§ WRITTEN INSTRUCTION:
Copy nothing but the text: reproduce each line of the listing exactly and leave the pictures out.

[Extracts from a graphics dataset]
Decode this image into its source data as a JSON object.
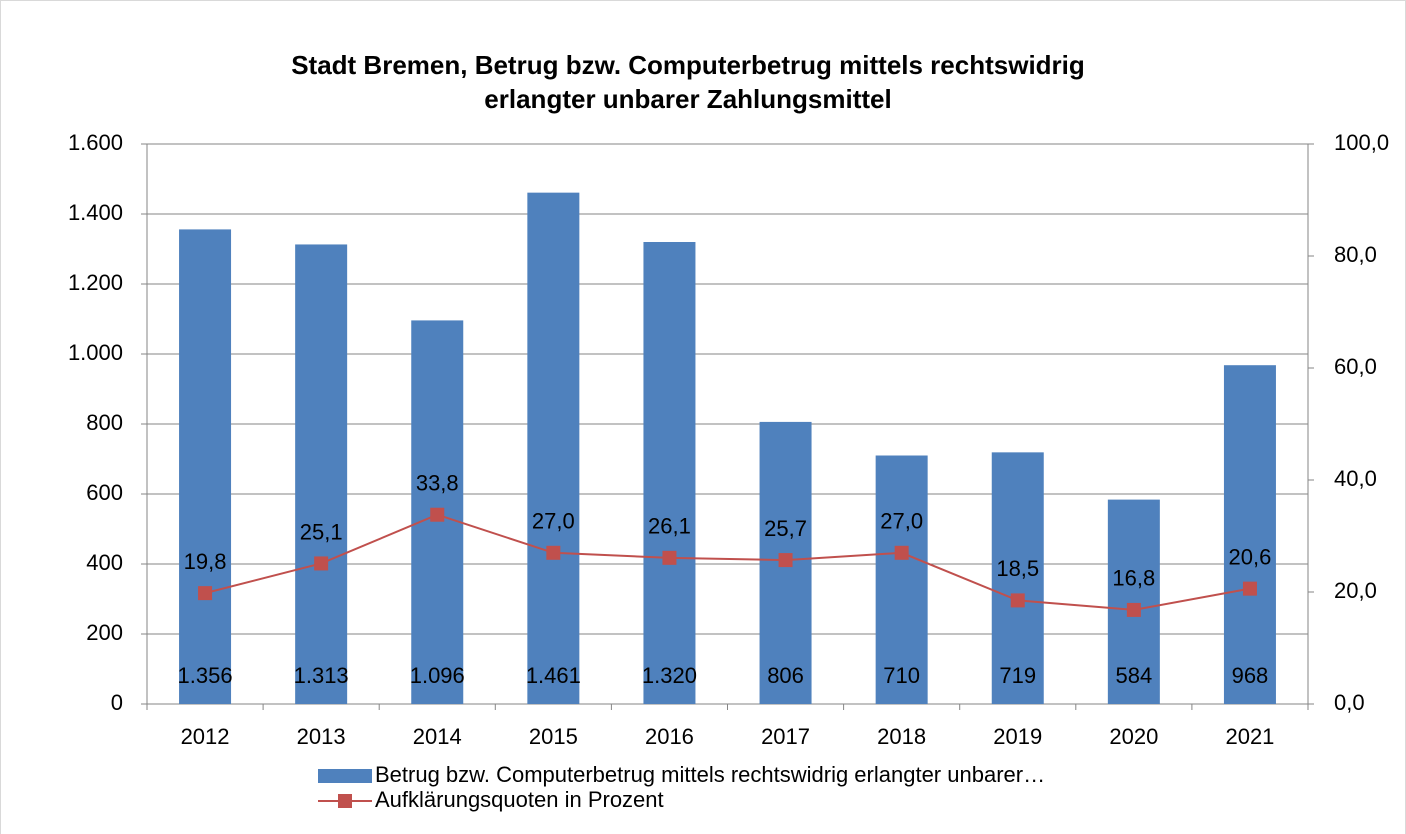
{
  "chart_data": {
    "type": "bar",
    "title": [
      "Stadt Bremen, Betrug bzw. Computerbetrug mittels rechtswidrig",
      "erlangter unbarer Zahlungsmittel"
    ],
    "categories": [
      "2012",
      "2013",
      "2014",
      "2015",
      "2016",
      "2017",
      "2018",
      "2019",
      "2020",
      "2021"
    ],
    "series": [
      {
        "name": "Betrug bzw. Computerbetrug mittels rechtswidrig erlangter unbarer…",
        "type": "bar",
        "color": "#4f81bd",
        "values": [
          1356,
          1313,
          1096,
          1461,
          1320,
          806,
          710,
          719,
          584,
          968
        ],
        "value_labels": [
          "1.356",
          "1.313",
          "1.096",
          "1.461",
          "1.320",
          "806",
          "710",
          "719",
          "584",
          "968"
        ]
      },
      {
        "name": "Aufklärungsquoten in Prozent",
        "type": "line",
        "axis": "y2",
        "color": "#c0504d",
        "values": [
          19.8,
          25.1,
          33.8,
          27.0,
          26.1,
          25.7,
          27.0,
          18.5,
          16.8,
          20.6
        ],
        "value_labels": [
          "19,8",
          "25,1",
          "33,8",
          "27,0",
          "26,1",
          "25,7",
          "27,0",
          "18,5",
          "16,8",
          "20,6"
        ]
      }
    ],
    "ylim": [
      0,
      1600
    ],
    "yticks": [
      0,
      200,
      400,
      600,
      800,
      {
        "value": 1000,
        "label": "1.000"
      },
      {
        "value": 1200,
        "label": "1.200"
      },
      {
        "value": 1400,
        "label": "1.400"
      },
      {
        "value": 1600,
        "label": "1.600"
      }
    ],
    "y2lim": [
      0,
      100
    ],
    "y2ticks": [
      {
        "value": 0,
        "label": "0,0"
      },
      {
        "value": 20,
        "label": "20,0"
      },
      {
        "value": 40,
        "label": "40,0"
      },
      {
        "value": 60,
        "label": "60,0"
      },
      {
        "value": 80,
        "label": "80,0"
      },
      {
        "value": 100,
        "label": "100,0"
      }
    ],
    "grid": true,
    "legend": "bottom"
  }
}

§ COMPLETE RESPONSE:
Decode this image into its source data as a JSON object.
{
  "chart_data": {
    "type": "bar",
    "title": [
      "Stadt Bremen, Betrug bzw. Computerbetrug mittels rechtswidrig",
      "erlangter unbarer Zahlungsmittel"
    ],
    "categories": [
      "2012",
      "2013",
      "2014",
      "2015",
      "2016",
      "2017",
      "2018",
      "2019",
      "2020",
      "2021"
    ],
    "series": [
      {
        "name": "Betrug bzw. Computerbetrug mittels rechtswidrig erlangter unbarer…",
        "type": "bar",
        "color": "#4f81bd",
        "values": [
          1356,
          1313,
          1096,
          1461,
          1320,
          806,
          710,
          719,
          584,
          968
        ],
        "value_labels": [
          "1.356",
          "1.313",
          "1.096",
          "1.461",
          "1.320",
          "806",
          "710",
          "719",
          "584",
          "968"
        ]
      },
      {
        "name": "Aufklärungsquoten in Prozent",
        "type": "line",
        "axis": "y2",
        "color": "#c0504d",
        "values": [
          19.8,
          25.1,
          33.8,
          27.0,
          26.1,
          25.7,
          27.0,
          18.5,
          16.8,
          20.6
        ],
        "value_labels": [
          "19,8",
          "25,1",
          "33,8",
          "27,0",
          "26,1",
          "25,7",
          "27,0",
          "18,5",
          "16,8",
          "20,6"
        ]
      }
    ],
    "ylim": [
      0,
      1600
    ],
    "yticks": [
      0,
      200,
      400,
      600,
      800,
      {
        "value": 1000,
        "label": "1.000"
      },
      {
        "value": 1200,
        "label": "1.200"
      },
      {
        "value": 1400,
        "label": "1.400"
      },
      {
        "value": 1600,
        "label": "1.600"
      }
    ],
    "y2lim": [
      0,
      100
    ],
    "y2ticks": [
      {
        "value": 0,
        "label": "0,0"
      },
      {
        "value": 20,
        "label": "20,0"
      },
      {
        "value": 40,
        "label": "40,0"
      },
      {
        "value": 60,
        "label": "60,0"
      },
      {
        "value": 80,
        "label": "80,0"
      },
      {
        "value": 100,
        "label": "100,0"
      }
    ],
    "grid": true,
    "legend": "bottom"
  }
}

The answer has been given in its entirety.